Locate each line in the records containing "STOKE". Copy it.

* **MATERIAL TO PROCESS**:
--*--

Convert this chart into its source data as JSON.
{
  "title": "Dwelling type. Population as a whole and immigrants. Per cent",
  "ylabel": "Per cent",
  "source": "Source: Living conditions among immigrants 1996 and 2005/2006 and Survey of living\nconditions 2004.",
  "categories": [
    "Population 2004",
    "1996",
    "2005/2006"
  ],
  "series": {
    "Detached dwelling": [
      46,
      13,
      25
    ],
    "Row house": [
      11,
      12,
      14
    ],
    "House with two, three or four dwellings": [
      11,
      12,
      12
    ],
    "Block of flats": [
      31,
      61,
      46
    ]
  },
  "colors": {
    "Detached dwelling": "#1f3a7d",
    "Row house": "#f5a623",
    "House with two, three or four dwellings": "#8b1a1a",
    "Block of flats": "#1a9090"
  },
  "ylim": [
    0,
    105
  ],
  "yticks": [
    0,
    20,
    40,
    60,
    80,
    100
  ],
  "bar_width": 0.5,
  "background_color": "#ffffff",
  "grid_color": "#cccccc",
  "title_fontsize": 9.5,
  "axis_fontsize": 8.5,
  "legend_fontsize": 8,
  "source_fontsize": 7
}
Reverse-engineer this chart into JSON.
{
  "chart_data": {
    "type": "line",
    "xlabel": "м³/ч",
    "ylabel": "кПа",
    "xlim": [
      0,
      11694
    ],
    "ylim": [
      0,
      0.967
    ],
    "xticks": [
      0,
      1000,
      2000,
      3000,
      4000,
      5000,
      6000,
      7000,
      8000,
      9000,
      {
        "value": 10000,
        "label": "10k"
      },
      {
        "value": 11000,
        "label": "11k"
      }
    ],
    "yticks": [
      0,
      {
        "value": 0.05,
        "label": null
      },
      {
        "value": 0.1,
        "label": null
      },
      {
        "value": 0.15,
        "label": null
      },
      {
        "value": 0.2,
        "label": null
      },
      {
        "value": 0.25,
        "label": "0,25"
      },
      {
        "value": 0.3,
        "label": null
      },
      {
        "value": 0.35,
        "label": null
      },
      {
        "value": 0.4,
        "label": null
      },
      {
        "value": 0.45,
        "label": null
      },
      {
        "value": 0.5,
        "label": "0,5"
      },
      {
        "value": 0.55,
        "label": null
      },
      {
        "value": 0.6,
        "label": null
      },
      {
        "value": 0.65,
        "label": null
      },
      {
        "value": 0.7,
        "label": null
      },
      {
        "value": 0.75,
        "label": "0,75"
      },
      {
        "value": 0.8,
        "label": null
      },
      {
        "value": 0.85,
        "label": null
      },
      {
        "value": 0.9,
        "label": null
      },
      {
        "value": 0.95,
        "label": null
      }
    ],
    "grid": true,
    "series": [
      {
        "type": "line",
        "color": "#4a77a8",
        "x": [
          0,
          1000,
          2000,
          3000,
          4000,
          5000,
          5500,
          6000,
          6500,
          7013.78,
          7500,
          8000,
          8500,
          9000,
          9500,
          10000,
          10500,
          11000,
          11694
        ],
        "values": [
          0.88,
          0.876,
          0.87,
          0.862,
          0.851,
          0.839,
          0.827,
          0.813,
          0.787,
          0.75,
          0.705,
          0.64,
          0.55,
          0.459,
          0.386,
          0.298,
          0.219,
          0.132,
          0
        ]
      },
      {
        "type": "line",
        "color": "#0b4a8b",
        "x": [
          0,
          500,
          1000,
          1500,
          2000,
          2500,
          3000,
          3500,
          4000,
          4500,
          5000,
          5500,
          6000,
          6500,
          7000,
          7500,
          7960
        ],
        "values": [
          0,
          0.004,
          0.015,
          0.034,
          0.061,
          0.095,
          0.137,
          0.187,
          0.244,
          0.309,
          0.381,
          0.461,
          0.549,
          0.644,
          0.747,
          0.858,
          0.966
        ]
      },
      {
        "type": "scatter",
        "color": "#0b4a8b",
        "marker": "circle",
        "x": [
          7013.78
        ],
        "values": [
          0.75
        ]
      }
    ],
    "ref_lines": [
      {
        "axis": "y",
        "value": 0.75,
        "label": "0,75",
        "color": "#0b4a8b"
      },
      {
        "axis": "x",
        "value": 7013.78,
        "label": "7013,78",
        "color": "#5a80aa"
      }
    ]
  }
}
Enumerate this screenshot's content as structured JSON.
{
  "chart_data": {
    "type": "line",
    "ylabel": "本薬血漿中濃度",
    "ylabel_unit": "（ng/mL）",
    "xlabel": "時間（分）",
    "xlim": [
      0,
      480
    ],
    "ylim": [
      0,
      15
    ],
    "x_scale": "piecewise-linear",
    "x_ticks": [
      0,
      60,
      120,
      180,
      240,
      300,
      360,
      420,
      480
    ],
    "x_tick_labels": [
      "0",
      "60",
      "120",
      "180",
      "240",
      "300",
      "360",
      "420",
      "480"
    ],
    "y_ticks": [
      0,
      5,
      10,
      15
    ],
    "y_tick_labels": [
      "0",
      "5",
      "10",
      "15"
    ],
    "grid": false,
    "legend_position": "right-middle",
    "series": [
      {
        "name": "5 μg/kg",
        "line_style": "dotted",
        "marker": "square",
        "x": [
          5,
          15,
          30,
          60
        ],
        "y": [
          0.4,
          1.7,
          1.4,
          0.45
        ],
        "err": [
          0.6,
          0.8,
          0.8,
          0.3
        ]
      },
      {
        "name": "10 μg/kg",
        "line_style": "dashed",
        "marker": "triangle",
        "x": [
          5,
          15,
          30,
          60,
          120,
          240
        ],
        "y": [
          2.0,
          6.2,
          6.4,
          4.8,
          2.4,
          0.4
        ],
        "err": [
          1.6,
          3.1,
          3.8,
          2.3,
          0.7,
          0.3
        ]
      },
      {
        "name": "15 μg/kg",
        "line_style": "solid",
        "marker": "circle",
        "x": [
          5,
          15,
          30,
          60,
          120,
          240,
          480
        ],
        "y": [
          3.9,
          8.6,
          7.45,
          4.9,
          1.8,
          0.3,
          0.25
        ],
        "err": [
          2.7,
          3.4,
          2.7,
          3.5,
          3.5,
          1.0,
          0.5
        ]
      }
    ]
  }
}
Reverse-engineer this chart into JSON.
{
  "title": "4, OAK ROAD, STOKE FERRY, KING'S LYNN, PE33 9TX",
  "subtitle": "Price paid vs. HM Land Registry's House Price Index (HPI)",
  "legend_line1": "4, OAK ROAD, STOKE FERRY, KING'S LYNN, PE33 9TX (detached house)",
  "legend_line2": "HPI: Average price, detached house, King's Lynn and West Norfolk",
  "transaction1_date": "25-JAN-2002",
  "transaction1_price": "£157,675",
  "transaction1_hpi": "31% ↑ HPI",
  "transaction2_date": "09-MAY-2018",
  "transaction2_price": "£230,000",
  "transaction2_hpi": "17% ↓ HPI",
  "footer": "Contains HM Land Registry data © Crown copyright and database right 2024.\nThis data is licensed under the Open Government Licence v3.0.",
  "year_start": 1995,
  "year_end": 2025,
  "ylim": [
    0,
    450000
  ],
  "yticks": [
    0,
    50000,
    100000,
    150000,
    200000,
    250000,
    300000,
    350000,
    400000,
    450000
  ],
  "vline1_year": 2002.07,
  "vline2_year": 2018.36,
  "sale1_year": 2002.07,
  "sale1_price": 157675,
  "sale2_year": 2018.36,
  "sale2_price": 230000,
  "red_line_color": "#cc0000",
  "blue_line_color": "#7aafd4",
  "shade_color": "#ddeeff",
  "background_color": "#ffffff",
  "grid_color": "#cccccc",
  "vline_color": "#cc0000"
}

--*--

* **SOLVED EXERCISE**:
  "title": "4, OAK ROAD, STOKE FERRY, KING'S LYNN, PE33 9TX",
  "legend_line1": "4, OAK ROAD, STOKE FERRY, KING'S LYNN, PE33 9TX (detached house)",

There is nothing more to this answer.